◆ TASK PROMPT: Return every record below exactly as written, but leave out the pictures.
--- BEGIN STORED ROWS ---
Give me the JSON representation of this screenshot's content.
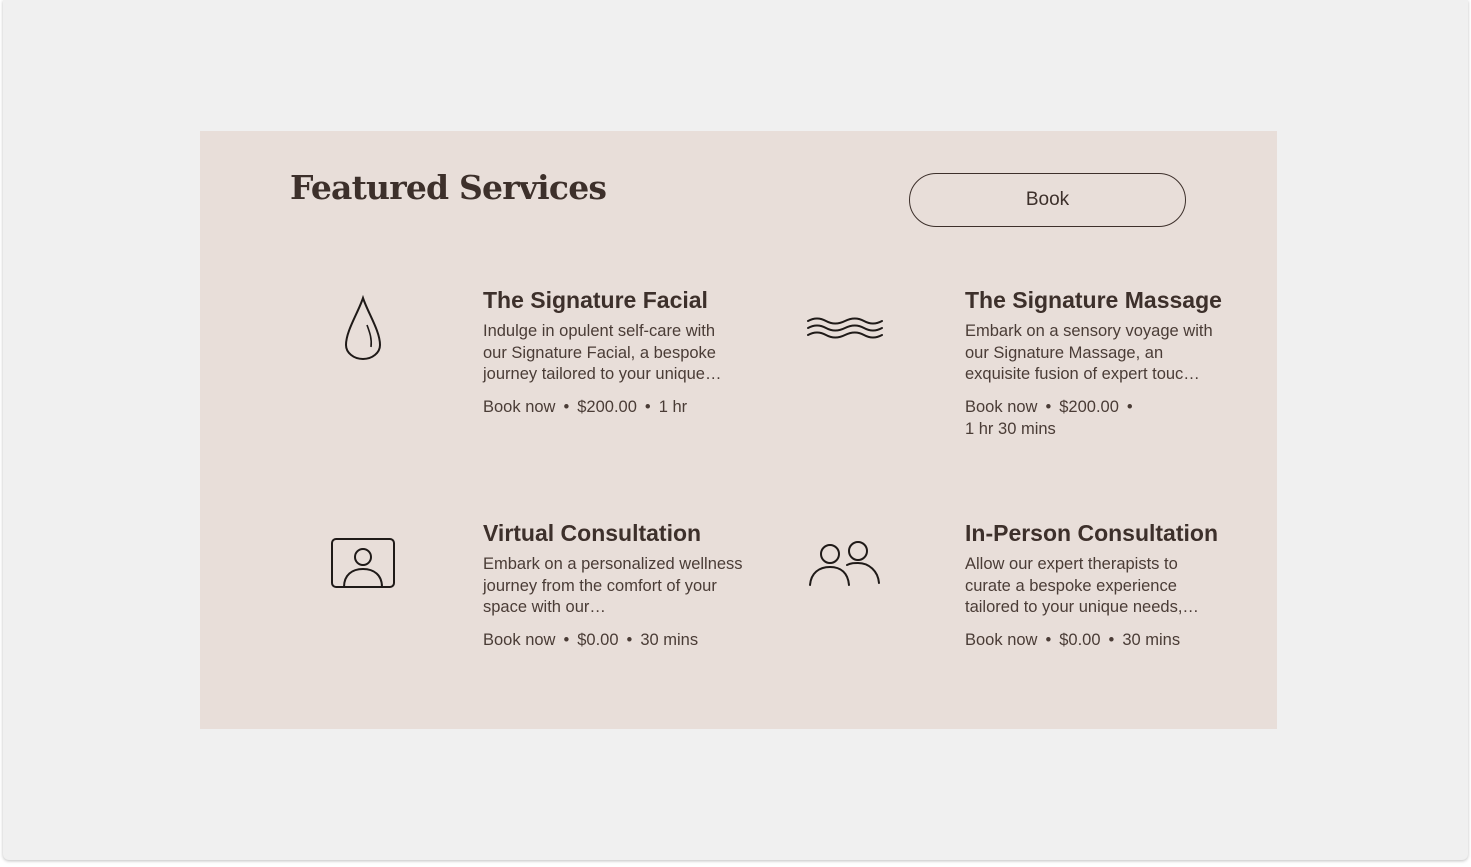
{
  "header": {
    "title": "Featured Services",
    "book_label": "Book"
  },
  "services": [
    {
      "title": "The Signature Facial",
      "description": "Indulge in opulent self-care with our Signature Facial, a bespoke journey tailored to your unique…",
      "book_label": "Book now",
      "price": "$200.00",
      "duration": "1 hr",
      "icon": "droplet-icon"
    },
    {
      "title": "The Signature Massage",
      "description": "Embark on a sensory voyage with our Signature Massage, an exquisite fusion of expert touc…",
      "book_label": "Book now",
      "price": "$200.00",
      "duration": "1 hr 30 mins",
      "icon": "waves-icon"
    },
    {
      "title": "Virtual Consultation",
      "description": "Embark on a personalized wellness journey from the comfort of your space with our…",
      "book_label": "Book now",
      "price": "$0.00",
      "duration": "30 mins",
      "icon": "video-call-icon"
    },
    {
      "title": "In-Person Consultation",
      "description": "Allow our expert therapists to curate a bespoke experience tailored to your unique needs,…",
      "book_label": "Book now",
      "price": "$0.00",
      "duration": "30 mins",
      "icon": "people-icon"
    }
  ],
  "colors": {
    "page_background": "#f0f0f0",
    "panel_background": "#e8ded9",
    "text": "#3d302b"
  }
}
--- END STORED ROWS ---
◆ FINAL ANSWER:
Give me the JSON representation of this screenshot's content.
{
  "header": {
    "title": "Featured Services",
    "book_label": "Book"
  },
  "services": [
    {
      "title": "The Signature Facial",
      "description": "Indulge in opulent self-care with our Signature Facial, a bespoke journey tailored to your unique…",
      "book_label": "Book now",
      "price": "$200.00",
      "duration": "1 hr",
      "icon": "droplet-icon"
    },
    {
      "title": "The Signature Massage",
      "description": "Embark on a sensory voyage with our Signature Massage, an exquisite fusion of expert touc…",
      "book_label": "Book now",
      "price": "$200.00",
      "duration": "1 hr 30 mins",
      "icon": "waves-icon"
    },
    {
      "title": "Virtual Consultation",
      "description": "Embark on a personalized wellness journey from the comfort of your space with our…",
      "book_label": "Book now",
      "price": "$0.00",
      "duration": "30 mins",
      "icon": "video-call-icon"
    },
    {
      "title": "In-Person Consultation",
      "description": "Allow our expert therapists to curate a bespoke experience tailored to your unique needs,…",
      "book_label": "Book now",
      "price": "$0.00",
      "duration": "30 mins",
      "icon": "people-icon"
    }
  ],
  "colors": {
    "page_background": "#f0f0f0",
    "panel_background": "#e8ded9",
    "text": "#3d302b"
  }
}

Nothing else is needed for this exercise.